TASK DIRECTIONS >>
Each line of the material below should be reproduced exactly.

GIVEN ENTRIES >>
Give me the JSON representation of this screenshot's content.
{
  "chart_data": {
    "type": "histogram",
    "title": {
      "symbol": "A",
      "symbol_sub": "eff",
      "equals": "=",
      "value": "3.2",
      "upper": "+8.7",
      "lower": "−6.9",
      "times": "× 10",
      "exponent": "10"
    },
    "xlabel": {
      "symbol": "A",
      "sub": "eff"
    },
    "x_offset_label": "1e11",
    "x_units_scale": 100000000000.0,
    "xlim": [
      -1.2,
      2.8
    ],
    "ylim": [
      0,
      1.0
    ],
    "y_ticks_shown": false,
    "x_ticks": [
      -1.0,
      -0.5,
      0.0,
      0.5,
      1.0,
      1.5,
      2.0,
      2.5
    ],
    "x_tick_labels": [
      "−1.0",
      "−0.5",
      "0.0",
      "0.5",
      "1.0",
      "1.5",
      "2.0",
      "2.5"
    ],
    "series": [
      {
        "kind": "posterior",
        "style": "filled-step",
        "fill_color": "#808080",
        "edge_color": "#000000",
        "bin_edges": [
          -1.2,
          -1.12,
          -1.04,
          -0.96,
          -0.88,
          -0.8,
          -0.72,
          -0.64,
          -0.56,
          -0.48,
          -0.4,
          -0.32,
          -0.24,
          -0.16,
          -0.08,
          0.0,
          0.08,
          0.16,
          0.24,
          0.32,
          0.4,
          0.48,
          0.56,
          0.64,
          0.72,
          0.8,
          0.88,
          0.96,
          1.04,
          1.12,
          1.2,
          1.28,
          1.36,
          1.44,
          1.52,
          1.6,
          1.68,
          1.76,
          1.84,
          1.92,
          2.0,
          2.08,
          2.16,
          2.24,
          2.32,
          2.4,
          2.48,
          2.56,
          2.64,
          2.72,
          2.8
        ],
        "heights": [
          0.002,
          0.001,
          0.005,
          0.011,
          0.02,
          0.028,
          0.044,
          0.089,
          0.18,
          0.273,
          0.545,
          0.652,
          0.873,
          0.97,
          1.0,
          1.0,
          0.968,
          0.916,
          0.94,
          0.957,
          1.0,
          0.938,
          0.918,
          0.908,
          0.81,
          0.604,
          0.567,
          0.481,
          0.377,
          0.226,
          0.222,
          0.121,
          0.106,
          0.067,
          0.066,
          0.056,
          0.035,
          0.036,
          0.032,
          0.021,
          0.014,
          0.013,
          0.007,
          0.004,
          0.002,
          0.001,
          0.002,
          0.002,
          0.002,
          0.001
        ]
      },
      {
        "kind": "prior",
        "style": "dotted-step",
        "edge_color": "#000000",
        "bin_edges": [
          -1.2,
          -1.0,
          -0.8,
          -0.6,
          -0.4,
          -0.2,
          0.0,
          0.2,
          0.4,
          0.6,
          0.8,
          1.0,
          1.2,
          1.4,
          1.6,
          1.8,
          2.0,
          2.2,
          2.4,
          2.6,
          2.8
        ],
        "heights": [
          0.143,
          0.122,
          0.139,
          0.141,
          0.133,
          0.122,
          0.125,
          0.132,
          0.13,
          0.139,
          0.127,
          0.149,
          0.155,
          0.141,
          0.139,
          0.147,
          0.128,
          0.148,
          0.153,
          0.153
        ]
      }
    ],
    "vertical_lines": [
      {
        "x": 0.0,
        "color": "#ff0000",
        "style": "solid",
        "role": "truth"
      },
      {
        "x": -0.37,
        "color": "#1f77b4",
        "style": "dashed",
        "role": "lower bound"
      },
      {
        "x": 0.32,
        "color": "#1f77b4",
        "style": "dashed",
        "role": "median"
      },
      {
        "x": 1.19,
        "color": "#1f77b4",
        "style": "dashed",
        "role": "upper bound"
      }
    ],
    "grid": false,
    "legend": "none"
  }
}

TASK OUTPUT >>
Give me the JSON representation of this screenshot's content.
{
  "chart_data": {
    "type": "histogram",
    "title": {
      "symbol": "A",
      "symbol_sub": "eff",
      "equals": "=",
      "value": "3.2",
      "upper": "+8.7",
      "lower": "−6.9",
      "times": "× 10",
      "exponent": "10"
    },
    "xlabel": {
      "symbol": "A",
      "sub": "eff"
    },
    "x_offset_label": "1e11",
    "x_units_scale": 100000000000.0,
    "xlim": [
      -1.2,
      2.8
    ],
    "ylim": [
      0,
      1.0
    ],
    "y_ticks_shown": false,
    "x_ticks": [
      -1.0,
      -0.5,
      0.0,
      0.5,
      1.0,
      1.5,
      2.0,
      2.5
    ],
    "x_tick_labels": [
      "−1.0",
      "−0.5",
      "0.0",
      "0.5",
      "1.0",
      "1.5",
      "2.0",
      "2.5"
    ],
    "series": [
      {
        "kind": "posterior",
        "style": "filled-step",
        "fill_color": "#808080",
        "edge_color": "#000000",
        "bin_edges": [
          -1.2,
          -1.12,
          -1.04,
          -0.96,
          -0.88,
          -0.8,
          -0.72,
          -0.64,
          -0.56,
          -0.48,
          -0.4,
          -0.32,
          -0.24,
          -0.16,
          -0.08,
          0.0,
          0.08,
          0.16,
          0.24,
          0.32,
          0.4,
          0.48,
          0.56,
          0.64,
          0.72,
          0.8,
          0.88,
          0.96,
          1.04,
          1.12,
          1.2,
          1.28,
          1.36,
          1.44,
          1.52,
          1.6,
          1.68,
          1.76,
          1.84,
          1.92,
          2.0,
          2.08,
          2.16,
          2.24,
          2.32,
          2.4,
          2.48,
          2.56,
          2.64,
          2.72,
          2.8
        ],
        "heights": [
          0.002,
          0.001,
          0.005,
          0.011,
          0.02,
          0.028,
          0.044,
          0.089,
          0.18,
          0.273,
          0.545,
          0.652,
          0.873,
          0.97,
          1.0,
          1.0,
          0.968,
          0.916,
          0.94,
          0.957,
          1.0,
          0.938,
          0.918,
          0.908,
          0.81,
          0.604,
          0.567,
          0.481,
          0.377,
          0.226,
          0.222,
          0.121,
          0.106,
          0.067,
          0.066,
          0.056,
          0.035,
          0.036,
          0.032,
          0.021,
          0.014,
          0.013,
          0.007,
          0.004,
          0.002,
          0.001,
          0.002,
          0.002,
          0.002,
          0.001
        ]
      },
      {
        "kind": "prior",
        "style": "dotted-step",
        "edge_color": "#000000",
        "bin_edges": [
          -1.2,
          -1.0,
          -0.8,
          -0.6,
          -0.4,
          -0.2,
          0.0,
          0.2,
          0.4,
          0.6,
          0.8,
          1.0,
          1.2,
          1.4,
          1.6,
          1.8,
          2.0,
          2.2,
          2.4,
          2.6,
          2.8
        ],
        "heights": [
          0.143,
          0.122,
          0.139,
          0.141,
          0.133,
          0.122,
          0.125,
          0.132,
          0.13,
          0.139,
          0.127,
          0.149,
          0.155,
          0.141,
          0.139,
          0.147,
          0.128,
          0.148,
          0.153,
          0.153
        ]
      }
    ],
    "vertical_lines": [
      {
        "x": 0.0,
        "color": "#ff0000",
        "style": "solid",
        "role": "truth"
      },
      {
        "x": -0.37,
        "color": "#1f77b4",
        "style": "dashed",
        "role": "lower bound"
      },
      {
        "x": 0.32,
        "color": "#1f77b4",
        "style": "dashed",
        "role": "median"
      },
      {
        "x": 1.19,
        "color": "#1f77b4",
        "style": "dashed",
        "role": "upper bound"
      }
    ],
    "grid": false,
    "legend": "none"
  }
}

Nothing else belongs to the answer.